Written problem -
In the listing below, find every line with the string "color" and pull it out.

Material shown -

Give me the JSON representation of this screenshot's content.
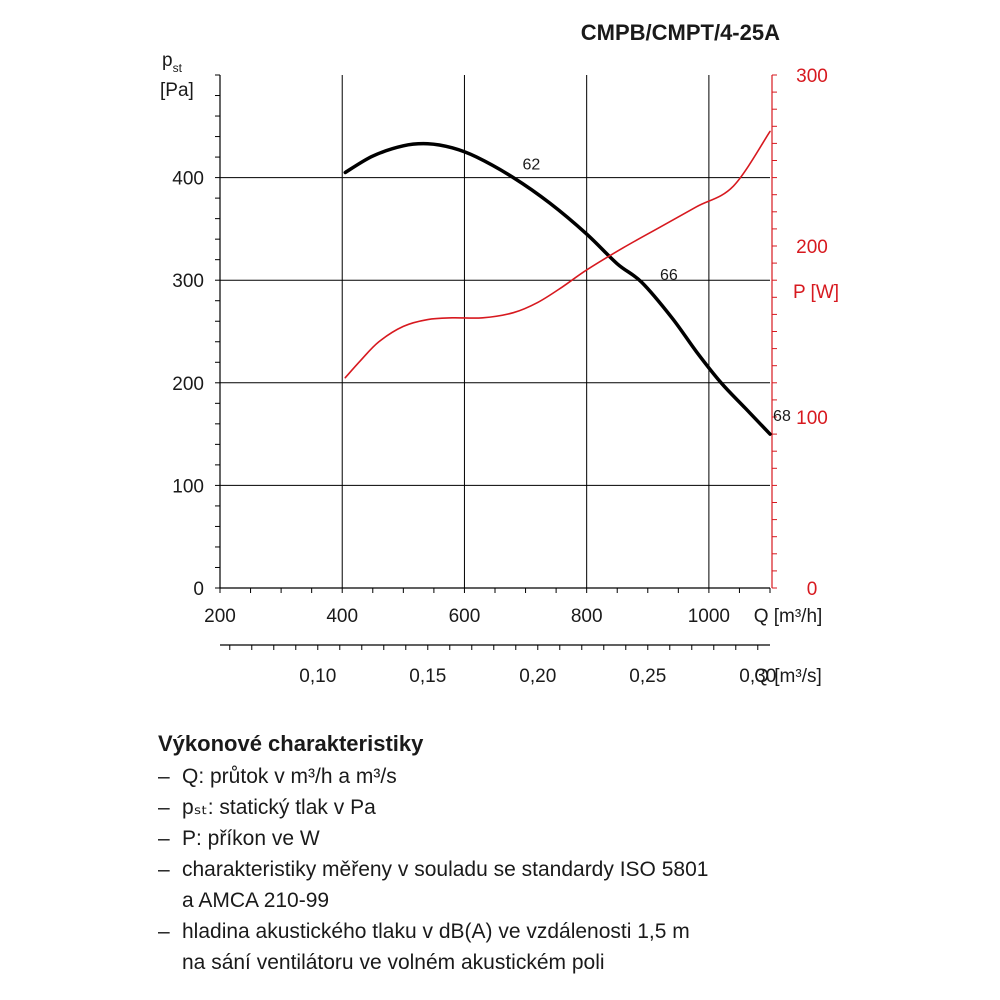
{
  "title": "CMPB/CMPT/4-25A",
  "chart_data": {
    "type": "line",
    "title": "CMPB/CMPT/4-25A",
    "x_axis": {
      "label": "Q [m³/h]",
      "range": [
        200,
        1100
      ],
      "ticks": [
        "200",
        "400",
        "600",
        "800",
        "1000"
      ]
    },
    "x2_axis": {
      "label": "Q [m³/s]",
      "ticks": [
        {
          "label": "0,10",
          "value": 0.1
        },
        {
          "label": "0,15",
          "value": 0.15
        },
        {
          "label": "0,20",
          "value": 0.2
        },
        {
          "label": "0,25",
          "value": 0.25
        },
        {
          "label": "0,30",
          "value": 0.3
        }
      ]
    },
    "y_axis_left": {
      "label_main": "p",
      "label_sub": "st",
      "label_unit": "[Pa]",
      "range": [
        0,
        500
      ],
      "ticks": [
        "0",
        "100",
        "200",
        "300",
        "400"
      ]
    },
    "y_axis_right": {
      "label": "P [W]",
      "color": "#d7191f",
      "range": [
        0,
        300
      ],
      "ticks": [
        "0",
        "100",
        "200",
        "300"
      ]
    },
    "grid": true,
    "series": [
      {
        "axis": "left",
        "color": "#000000",
        "x": [
          405,
          450,
          500,
          540,
          580,
          620,
          680,
          740,
          800,
          850,
          890,
          940,
          980,
          1020,
          1060,
          1100
        ],
        "y": [
          405,
          421,
          431,
          433,
          429,
          420,
          400,
          375,
          345,
          316,
          298,
          263,
          230,
          200,
          175,
          150
        ]
      },
      {
        "axis": "right",
        "color": "#d7191f",
        "x": [
          405,
          430,
          460,
          500,
          540,
          580,
          630,
          680,
          720,
          760,
          800,
          860,
          920,
          980,
          1040,
          1100
        ],
        "y": [
          123,
          133,
          144,
          153,
          157,
          158,
          158,
          161,
          167,
          176,
          186,
          199,
          211,
          223,
          235,
          267
        ]
      }
    ],
    "annotations": [
      {
        "text": "62",
        "x": 695,
        "y": 408
      },
      {
        "text": "66",
        "x": 920,
        "y": 300
      },
      {
        "text": "68",
        "x": 1105,
        "y": 163
      }
    ]
  },
  "legend": {
    "heading": "Výkonové charakteristiky",
    "dash": "–",
    "items": [
      "Q: průtok v m³/h a m³/s",
      "pₛₜ: statický tlak v Pa",
      "P: příkon ve W",
      "charakteristiky měřeny v souladu se standardy ISO 5801\na AMCA 210-99",
      "hladina akustického tlaku v dB(A) ve vzdálenosti 1,5 m\nna sání ventilátoru ve volném akustickém poli"
    ]
  }
}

Result of this task -
      "color": "#d7191f",
        "color": "#000000",
        "color": "#d7191f",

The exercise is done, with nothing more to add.